── SUPPLIED DATA ──

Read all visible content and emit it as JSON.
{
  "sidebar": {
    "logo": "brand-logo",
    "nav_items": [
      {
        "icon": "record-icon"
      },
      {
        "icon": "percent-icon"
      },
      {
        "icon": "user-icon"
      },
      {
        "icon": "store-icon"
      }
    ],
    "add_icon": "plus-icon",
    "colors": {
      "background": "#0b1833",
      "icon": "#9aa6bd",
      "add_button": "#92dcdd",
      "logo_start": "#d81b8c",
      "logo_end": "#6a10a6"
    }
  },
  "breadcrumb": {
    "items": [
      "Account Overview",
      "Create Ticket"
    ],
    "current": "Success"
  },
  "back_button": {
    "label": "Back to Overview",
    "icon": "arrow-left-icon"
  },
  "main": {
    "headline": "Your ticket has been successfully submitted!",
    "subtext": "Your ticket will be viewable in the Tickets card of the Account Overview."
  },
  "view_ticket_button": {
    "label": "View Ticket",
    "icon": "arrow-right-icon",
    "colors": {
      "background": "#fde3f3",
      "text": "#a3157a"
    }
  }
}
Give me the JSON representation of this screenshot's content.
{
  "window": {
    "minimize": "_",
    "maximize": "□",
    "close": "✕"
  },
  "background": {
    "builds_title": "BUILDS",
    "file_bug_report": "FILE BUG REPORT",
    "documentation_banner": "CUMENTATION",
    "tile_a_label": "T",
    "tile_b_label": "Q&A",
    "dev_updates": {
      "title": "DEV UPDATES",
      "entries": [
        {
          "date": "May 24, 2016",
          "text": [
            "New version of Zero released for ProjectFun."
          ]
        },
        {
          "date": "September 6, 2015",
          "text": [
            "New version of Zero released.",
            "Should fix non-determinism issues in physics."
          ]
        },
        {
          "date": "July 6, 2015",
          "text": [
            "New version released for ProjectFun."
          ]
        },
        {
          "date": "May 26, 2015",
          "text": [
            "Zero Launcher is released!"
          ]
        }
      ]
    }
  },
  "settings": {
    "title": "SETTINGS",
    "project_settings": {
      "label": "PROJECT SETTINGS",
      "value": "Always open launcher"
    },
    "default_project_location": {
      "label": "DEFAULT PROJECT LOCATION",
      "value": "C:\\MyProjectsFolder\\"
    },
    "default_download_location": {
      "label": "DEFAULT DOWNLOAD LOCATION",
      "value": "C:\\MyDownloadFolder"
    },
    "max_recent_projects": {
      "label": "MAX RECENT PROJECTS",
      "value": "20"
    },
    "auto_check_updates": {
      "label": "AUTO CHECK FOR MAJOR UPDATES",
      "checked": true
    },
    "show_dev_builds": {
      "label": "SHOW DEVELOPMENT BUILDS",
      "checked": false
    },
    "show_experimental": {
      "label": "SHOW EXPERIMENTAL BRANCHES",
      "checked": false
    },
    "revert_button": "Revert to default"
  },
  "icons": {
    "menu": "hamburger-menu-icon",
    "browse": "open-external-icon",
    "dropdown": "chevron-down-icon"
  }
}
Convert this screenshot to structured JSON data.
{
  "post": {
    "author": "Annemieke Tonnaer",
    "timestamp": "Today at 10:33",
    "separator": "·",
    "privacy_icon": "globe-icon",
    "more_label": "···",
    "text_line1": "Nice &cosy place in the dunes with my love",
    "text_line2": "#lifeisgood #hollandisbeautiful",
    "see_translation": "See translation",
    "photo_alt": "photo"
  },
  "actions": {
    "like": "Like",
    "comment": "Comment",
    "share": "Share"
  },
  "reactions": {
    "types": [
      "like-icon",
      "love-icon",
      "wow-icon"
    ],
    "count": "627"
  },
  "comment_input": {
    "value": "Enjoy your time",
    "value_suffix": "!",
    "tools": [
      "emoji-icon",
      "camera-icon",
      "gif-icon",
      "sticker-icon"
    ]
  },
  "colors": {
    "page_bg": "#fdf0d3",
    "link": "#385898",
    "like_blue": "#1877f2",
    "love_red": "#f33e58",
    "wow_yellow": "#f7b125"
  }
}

───

# SHORT PROBLEM:
Above are the records. Copy every line in them holding "Zero".

# FINISHED TASK:
            "New version of Zero released for ProjectFun."
            "New version of Zero released.",
            "Zero Launcher is released!"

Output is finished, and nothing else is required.